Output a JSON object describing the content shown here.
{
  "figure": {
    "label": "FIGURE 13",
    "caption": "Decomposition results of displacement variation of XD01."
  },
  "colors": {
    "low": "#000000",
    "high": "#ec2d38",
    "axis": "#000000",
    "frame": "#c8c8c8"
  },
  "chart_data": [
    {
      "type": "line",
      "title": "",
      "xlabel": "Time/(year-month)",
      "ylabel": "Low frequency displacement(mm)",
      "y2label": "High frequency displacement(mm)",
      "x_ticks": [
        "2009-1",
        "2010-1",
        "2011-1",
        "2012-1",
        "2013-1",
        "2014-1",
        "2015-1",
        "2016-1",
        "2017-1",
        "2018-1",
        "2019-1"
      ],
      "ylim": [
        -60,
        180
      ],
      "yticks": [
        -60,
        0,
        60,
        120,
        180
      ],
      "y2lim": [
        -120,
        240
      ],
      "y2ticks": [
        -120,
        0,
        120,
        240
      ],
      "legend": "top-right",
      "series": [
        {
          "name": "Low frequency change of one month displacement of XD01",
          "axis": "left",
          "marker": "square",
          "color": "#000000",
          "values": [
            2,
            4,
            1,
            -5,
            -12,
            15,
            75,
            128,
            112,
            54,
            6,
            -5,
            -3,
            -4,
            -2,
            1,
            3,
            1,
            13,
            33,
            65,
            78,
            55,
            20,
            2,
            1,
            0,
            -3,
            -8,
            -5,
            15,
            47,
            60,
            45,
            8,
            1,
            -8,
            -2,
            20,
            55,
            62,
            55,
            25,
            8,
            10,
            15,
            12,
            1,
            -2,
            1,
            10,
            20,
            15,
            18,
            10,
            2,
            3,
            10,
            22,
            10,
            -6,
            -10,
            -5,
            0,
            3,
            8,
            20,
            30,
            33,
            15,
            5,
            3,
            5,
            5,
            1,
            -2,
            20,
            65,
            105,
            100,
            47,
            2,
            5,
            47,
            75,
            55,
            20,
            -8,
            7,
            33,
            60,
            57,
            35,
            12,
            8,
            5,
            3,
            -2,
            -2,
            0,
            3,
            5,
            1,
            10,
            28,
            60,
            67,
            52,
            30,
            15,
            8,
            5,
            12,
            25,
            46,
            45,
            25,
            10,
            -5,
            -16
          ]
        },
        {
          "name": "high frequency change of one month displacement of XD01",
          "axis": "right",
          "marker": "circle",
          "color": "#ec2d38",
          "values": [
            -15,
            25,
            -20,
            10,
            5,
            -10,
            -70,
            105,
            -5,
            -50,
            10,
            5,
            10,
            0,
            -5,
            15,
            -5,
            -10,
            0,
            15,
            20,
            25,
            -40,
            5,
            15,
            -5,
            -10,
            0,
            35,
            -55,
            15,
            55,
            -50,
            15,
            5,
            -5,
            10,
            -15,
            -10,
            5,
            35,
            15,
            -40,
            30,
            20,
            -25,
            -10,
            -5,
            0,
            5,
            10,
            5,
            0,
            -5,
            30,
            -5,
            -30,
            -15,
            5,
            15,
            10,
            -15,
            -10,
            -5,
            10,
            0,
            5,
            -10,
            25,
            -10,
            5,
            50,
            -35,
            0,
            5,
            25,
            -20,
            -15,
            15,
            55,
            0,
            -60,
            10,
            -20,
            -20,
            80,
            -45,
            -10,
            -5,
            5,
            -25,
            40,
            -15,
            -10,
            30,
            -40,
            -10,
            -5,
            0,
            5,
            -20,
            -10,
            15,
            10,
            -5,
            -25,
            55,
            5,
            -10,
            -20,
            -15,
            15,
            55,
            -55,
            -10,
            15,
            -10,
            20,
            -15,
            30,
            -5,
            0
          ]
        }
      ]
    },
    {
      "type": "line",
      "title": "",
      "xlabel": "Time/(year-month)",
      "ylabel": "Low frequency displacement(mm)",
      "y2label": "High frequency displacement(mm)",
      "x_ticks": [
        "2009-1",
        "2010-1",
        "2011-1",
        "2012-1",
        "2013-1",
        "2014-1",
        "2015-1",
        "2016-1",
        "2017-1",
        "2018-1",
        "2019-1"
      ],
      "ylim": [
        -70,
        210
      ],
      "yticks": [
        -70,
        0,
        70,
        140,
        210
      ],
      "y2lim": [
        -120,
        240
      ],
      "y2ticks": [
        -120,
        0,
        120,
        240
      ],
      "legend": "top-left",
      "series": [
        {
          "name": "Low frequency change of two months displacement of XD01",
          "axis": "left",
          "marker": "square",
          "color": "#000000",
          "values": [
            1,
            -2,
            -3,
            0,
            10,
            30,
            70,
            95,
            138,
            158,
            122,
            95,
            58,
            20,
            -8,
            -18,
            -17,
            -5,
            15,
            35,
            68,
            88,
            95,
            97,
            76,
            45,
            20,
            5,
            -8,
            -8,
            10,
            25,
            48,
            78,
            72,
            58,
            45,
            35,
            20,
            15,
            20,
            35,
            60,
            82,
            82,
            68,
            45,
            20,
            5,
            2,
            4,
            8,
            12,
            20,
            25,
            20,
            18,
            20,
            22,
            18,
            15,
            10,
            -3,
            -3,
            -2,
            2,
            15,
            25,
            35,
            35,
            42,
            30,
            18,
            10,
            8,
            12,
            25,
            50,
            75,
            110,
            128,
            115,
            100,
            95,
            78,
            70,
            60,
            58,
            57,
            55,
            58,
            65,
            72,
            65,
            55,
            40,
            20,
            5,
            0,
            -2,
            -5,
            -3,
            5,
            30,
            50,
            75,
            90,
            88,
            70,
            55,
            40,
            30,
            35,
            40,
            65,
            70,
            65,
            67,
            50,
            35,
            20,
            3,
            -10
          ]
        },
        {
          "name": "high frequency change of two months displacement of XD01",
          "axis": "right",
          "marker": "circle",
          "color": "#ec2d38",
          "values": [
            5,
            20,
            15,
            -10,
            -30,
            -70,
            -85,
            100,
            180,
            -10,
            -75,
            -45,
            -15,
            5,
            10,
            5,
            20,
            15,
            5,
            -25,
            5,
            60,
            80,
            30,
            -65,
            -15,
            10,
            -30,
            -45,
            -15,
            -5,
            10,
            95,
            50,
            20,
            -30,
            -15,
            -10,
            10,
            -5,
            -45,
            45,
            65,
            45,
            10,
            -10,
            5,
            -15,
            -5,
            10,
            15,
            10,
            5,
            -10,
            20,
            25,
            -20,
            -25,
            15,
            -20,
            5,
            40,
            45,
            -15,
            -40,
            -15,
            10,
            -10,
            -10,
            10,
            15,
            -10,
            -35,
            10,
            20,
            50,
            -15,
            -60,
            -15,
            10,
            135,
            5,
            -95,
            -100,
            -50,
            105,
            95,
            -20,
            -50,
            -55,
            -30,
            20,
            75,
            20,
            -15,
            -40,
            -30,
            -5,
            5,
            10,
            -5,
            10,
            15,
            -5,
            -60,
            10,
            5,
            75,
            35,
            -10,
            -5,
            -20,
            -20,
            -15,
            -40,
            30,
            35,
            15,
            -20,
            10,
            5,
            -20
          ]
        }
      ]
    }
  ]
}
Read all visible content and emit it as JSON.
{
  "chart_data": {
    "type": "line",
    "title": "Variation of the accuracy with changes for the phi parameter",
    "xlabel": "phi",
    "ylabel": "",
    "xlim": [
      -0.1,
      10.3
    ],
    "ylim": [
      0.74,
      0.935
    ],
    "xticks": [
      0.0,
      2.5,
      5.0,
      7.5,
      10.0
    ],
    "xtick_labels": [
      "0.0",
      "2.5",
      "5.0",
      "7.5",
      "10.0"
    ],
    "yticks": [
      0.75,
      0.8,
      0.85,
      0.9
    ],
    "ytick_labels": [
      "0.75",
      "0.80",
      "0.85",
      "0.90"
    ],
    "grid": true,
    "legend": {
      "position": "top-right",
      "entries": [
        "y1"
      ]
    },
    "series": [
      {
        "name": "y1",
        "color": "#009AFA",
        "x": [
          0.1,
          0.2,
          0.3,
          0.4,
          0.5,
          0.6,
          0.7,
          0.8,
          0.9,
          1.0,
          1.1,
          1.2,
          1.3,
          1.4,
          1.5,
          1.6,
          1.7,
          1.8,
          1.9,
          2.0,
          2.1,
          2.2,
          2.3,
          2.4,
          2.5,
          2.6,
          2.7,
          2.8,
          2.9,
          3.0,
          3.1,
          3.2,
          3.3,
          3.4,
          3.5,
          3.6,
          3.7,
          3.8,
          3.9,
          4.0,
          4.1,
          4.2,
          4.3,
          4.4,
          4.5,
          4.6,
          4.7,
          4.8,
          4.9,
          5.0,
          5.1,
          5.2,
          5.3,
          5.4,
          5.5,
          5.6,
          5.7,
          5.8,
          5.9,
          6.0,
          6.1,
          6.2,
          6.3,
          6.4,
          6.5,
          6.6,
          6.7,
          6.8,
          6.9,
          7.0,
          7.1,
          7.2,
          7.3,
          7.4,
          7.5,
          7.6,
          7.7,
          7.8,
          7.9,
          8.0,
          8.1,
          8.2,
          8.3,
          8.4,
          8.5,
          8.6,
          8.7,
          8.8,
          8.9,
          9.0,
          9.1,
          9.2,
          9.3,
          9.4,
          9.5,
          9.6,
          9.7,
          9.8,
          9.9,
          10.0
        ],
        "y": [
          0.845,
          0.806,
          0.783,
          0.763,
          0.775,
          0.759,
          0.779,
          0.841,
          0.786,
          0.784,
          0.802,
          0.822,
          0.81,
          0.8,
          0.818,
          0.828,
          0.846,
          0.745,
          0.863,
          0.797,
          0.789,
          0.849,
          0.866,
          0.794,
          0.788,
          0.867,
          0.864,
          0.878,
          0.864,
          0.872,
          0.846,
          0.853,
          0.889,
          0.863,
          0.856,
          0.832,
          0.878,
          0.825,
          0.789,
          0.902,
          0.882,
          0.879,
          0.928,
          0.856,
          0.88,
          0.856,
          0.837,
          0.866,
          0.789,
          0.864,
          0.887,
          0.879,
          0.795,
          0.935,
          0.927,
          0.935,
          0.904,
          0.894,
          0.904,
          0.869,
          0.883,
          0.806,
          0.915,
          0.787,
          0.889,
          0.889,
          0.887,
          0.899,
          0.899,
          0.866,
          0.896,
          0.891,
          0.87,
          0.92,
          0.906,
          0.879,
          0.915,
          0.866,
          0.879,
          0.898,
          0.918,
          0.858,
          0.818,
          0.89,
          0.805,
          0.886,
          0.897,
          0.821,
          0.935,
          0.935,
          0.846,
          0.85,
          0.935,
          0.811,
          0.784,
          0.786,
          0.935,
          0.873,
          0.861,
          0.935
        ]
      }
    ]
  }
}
__________
* Task directions
Check the data for the word "right" and pull out the lines that have it.

* Answer to this exercise
      "legend": "top-right",
          "axis": "right",
          "axis": "right",
      "position": "top-right",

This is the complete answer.